What is expected:
Each record below should be output verbatim, without pictures.

Exercise inputs:
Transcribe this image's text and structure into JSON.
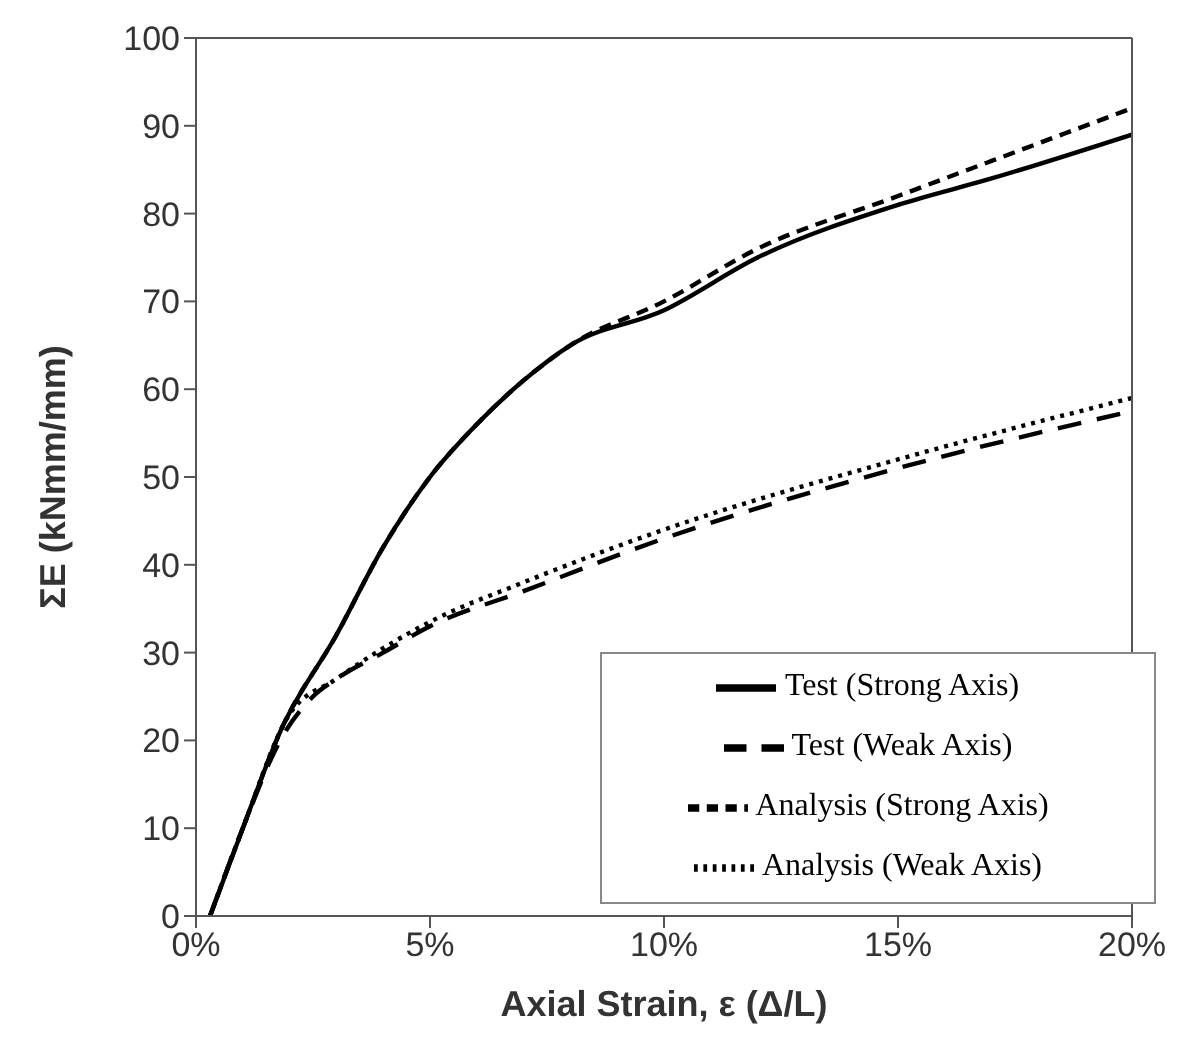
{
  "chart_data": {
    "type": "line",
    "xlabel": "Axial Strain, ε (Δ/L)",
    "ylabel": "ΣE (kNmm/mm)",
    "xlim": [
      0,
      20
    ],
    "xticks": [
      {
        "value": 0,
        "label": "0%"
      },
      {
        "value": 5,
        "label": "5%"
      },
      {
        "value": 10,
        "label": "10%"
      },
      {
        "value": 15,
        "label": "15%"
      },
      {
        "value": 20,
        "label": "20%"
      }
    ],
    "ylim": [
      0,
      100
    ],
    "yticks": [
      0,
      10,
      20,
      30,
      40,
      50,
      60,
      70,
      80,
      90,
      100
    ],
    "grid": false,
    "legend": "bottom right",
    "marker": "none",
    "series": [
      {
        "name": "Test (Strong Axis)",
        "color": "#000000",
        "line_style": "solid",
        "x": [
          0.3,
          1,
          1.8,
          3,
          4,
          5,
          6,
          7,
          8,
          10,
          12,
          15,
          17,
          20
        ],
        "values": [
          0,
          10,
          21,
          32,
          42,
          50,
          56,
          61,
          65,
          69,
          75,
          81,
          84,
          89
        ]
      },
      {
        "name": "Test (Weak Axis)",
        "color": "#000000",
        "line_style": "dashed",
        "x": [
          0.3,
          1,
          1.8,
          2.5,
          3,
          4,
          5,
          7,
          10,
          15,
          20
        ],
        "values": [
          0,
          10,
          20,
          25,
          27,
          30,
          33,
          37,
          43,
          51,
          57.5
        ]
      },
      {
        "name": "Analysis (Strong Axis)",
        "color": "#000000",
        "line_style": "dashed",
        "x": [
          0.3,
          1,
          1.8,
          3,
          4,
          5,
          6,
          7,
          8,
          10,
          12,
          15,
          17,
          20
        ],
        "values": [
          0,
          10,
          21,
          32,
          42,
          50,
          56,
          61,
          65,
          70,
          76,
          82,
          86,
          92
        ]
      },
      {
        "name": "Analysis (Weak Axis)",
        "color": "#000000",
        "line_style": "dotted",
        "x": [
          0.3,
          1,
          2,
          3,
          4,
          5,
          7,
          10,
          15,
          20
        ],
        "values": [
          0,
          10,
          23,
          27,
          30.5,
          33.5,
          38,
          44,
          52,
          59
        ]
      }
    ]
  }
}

Response to this task:
Transcribe this image's text and structure into JSON.
{
  "chart_data": {
    "type": "line",
    "xlabel": "Axial Strain, ε (Δ/L)",
    "ylabel": "ΣE (kNmm/mm)",
    "xlim": [
      0,
      20
    ],
    "xticks": [
      {
        "value": 0,
        "label": "0%"
      },
      {
        "value": 5,
        "label": "5%"
      },
      {
        "value": 10,
        "label": "10%"
      },
      {
        "value": 15,
        "label": "15%"
      },
      {
        "value": 20,
        "label": "20%"
      }
    ],
    "ylim": [
      0,
      100
    ],
    "yticks": [
      0,
      10,
      20,
      30,
      40,
      50,
      60,
      70,
      80,
      90,
      100
    ],
    "grid": false,
    "legend": "bottom right",
    "marker": "none",
    "series": [
      {
        "name": "Test (Strong Axis)",
        "color": "#000000",
        "line_style": "solid",
        "x": [
          0.3,
          1,
          1.8,
          3,
          4,
          5,
          6,
          7,
          8,
          10,
          12,
          15,
          17,
          20
        ],
        "values": [
          0,
          10,
          21,
          32,
          42,
          50,
          56,
          61,
          65,
          69,
          75,
          81,
          84,
          89
        ]
      },
      {
        "name": "Test (Weak Axis)",
        "color": "#000000",
        "line_style": "dashed",
        "x": [
          0.3,
          1,
          1.8,
          2.5,
          3,
          4,
          5,
          7,
          10,
          15,
          20
        ],
        "values": [
          0,
          10,
          20,
          25,
          27,
          30,
          33,
          37,
          43,
          51,
          57.5
        ]
      },
      {
        "name": "Analysis (Strong Axis)",
        "color": "#000000",
        "line_style": "dashed",
        "x": [
          0.3,
          1,
          1.8,
          3,
          4,
          5,
          6,
          7,
          8,
          10,
          12,
          15,
          17,
          20
        ],
        "values": [
          0,
          10,
          21,
          32,
          42,
          50,
          56,
          61,
          65,
          70,
          76,
          82,
          86,
          92
        ]
      },
      {
        "name": "Analysis (Weak Axis)",
        "color": "#000000",
        "line_style": "dotted",
        "x": [
          0.3,
          1,
          2,
          3,
          4,
          5,
          7,
          10,
          15,
          20
        ],
        "values": [
          0,
          10,
          23,
          27,
          30.5,
          33.5,
          38,
          44,
          52,
          59
        ]
      }
    ]
  }
}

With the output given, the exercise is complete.